The entries below are to be written out again without alteration.

BEGIN SOURCE RECORDS

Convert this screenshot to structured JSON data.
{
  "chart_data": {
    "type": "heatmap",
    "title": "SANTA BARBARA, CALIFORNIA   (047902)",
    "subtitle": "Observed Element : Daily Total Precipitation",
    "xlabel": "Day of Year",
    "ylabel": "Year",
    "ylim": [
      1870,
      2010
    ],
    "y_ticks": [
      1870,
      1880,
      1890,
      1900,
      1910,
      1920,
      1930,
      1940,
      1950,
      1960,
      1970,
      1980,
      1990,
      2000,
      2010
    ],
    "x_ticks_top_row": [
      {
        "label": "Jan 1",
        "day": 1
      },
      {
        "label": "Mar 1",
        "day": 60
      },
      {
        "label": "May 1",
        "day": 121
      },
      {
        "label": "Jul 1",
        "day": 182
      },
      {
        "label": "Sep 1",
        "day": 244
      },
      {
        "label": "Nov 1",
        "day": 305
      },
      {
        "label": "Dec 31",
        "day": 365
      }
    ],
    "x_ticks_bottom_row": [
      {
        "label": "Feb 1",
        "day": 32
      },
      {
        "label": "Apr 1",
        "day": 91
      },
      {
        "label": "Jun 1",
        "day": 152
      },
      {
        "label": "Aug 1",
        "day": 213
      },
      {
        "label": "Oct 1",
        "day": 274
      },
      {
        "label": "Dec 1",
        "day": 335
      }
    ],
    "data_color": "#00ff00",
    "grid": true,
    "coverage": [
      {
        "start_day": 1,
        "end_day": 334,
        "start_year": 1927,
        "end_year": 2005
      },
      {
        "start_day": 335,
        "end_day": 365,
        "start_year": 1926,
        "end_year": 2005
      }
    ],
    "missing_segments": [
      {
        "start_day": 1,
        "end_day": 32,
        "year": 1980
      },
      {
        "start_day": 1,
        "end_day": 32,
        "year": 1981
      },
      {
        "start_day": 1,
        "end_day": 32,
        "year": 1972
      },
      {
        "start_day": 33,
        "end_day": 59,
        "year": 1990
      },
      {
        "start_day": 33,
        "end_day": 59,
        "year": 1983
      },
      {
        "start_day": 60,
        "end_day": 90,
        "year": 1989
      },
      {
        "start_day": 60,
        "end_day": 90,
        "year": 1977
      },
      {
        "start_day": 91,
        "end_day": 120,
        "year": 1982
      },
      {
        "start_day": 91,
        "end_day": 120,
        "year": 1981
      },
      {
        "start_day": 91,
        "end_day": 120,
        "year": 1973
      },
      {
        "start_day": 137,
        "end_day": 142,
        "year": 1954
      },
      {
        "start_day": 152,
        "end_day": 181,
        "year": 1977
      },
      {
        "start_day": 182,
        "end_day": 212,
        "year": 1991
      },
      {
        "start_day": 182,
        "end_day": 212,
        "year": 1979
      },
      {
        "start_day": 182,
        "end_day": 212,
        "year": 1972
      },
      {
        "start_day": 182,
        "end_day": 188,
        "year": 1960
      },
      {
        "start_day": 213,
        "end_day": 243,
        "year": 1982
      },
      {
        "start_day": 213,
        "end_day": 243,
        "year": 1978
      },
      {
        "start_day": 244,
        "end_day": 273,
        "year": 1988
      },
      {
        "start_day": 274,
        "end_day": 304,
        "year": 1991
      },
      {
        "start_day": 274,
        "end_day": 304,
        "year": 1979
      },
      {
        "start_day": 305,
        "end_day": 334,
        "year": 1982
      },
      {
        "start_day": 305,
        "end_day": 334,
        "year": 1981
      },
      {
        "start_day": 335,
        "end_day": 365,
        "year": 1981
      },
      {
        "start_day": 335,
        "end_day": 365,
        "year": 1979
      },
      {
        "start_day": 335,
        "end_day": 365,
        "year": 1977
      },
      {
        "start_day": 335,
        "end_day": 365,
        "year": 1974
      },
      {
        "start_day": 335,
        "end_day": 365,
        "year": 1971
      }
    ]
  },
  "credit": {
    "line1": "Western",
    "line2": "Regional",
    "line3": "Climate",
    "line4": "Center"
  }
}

END SOURCE RECORDS

- **THE OUTPUT**:
Convert this screenshot to structured JSON data.
{
  "chart_data": {
    "type": "heatmap",
    "title": "SANTA BARBARA, CALIFORNIA   (047902)",
    "subtitle": "Observed Element : Daily Total Precipitation",
    "xlabel": "Day of Year",
    "ylabel": "Year",
    "ylim": [
      1870,
      2010
    ],
    "y_ticks": [
      1870,
      1880,
      1890,
      1900,
      1910,
      1920,
      1930,
      1940,
      1950,
      1960,
      1970,
      1980,
      1990,
      2000,
      2010
    ],
    "x_ticks_top_row": [
      {
        "label": "Jan 1",
        "day": 1
      },
      {
        "label": "Mar 1",
        "day": 60
      },
      {
        "label": "May 1",
        "day": 121
      },
      {
        "label": "Jul 1",
        "day": 182
      },
      {
        "label": "Sep 1",
        "day": 244
      },
      {
        "label": "Nov 1",
        "day": 305
      },
      {
        "label": "Dec 31",
        "day": 365
      }
    ],
    "x_ticks_bottom_row": [
      {
        "label": "Feb 1",
        "day": 32
      },
      {
        "label": "Apr 1",
        "day": 91
      },
      {
        "label": "Jun 1",
        "day": 152
      },
      {
        "label": "Aug 1",
        "day": 213
      },
      {
        "label": "Oct 1",
        "day": 274
      },
      {
        "label": "Dec 1",
        "day": 335
      }
    ],
    "data_color": "#00ff00",
    "grid": true,
    "coverage": [
      {
        "start_day": 1,
        "end_day": 334,
        "start_year": 1927,
        "end_year": 2005
      },
      {
        "start_day": 335,
        "end_day": 365,
        "start_year": 1926,
        "end_year": 2005
      }
    ],
    "missing_segments": [
      {
        "start_day": 1,
        "end_day": 32,
        "year": 1980
      },
      {
        "start_day": 1,
        "end_day": 32,
        "year": 1981
      },
      {
        "start_day": 1,
        "end_day": 32,
        "year": 1972
      },
      {
        "start_day": 33,
        "end_day": 59,
        "year": 1990
      },
      {
        "start_day": 33,
        "end_day": 59,
        "year": 1983
      },
      {
        "start_day": 60,
        "end_day": 90,
        "year": 1989
      },
      {
        "start_day": 60,
        "end_day": 90,
        "year": 1977
      },
      {
        "start_day": 91,
        "end_day": 120,
        "year": 1982
      },
      {
        "start_day": 91,
        "end_day": 120,
        "year": 1981
      },
      {
        "start_day": 91,
        "end_day": 120,
        "year": 1973
      },
      {
        "start_day": 137,
        "end_day": 142,
        "year": 1954
      },
      {
        "start_day": 152,
        "end_day": 181,
        "year": 1977
      },
      {
        "start_day": 182,
        "end_day": 212,
        "year": 1991
      },
      {
        "start_day": 182,
        "end_day": 212,
        "year": 1979
      },
      {
        "start_day": 182,
        "end_day": 212,
        "year": 1972
      },
      {
        "start_day": 182,
        "end_day": 188,
        "year": 1960
      },
      {
        "start_day": 213,
        "end_day": 243,
        "year": 1982
      },
      {
        "start_day": 213,
        "end_day": 243,
        "year": 1978
      },
      {
        "start_day": 244,
        "end_day": 273,
        "year": 1988
      },
      {
        "start_day": 274,
        "end_day": 304,
        "year": 1991
      },
      {
        "start_day": 274,
        "end_day": 304,
        "year": 1979
      },
      {
        "start_day": 305,
        "end_day": 334,
        "year": 1982
      },
      {
        "start_day": 305,
        "end_day": 334,
        "year": 1981
      },
      {
        "start_day": 335,
        "end_day": 365,
        "year": 1981
      },
      {
        "start_day": 335,
        "end_day": 365,
        "year": 1979
      },
      {
        "start_day": 335,
        "end_day": 365,
        "year": 1977
      },
      {
        "start_day": 335,
        "end_day": 365,
        "year": 1974
      },
      {
        "start_day": 335,
        "end_day": 365,
        "year": 1971
      }
    ]
  },
  "credit": {
    "line1": "Western",
    "line2": "Regional",
    "line3": "Climate",
    "line4": "Center"
  }
}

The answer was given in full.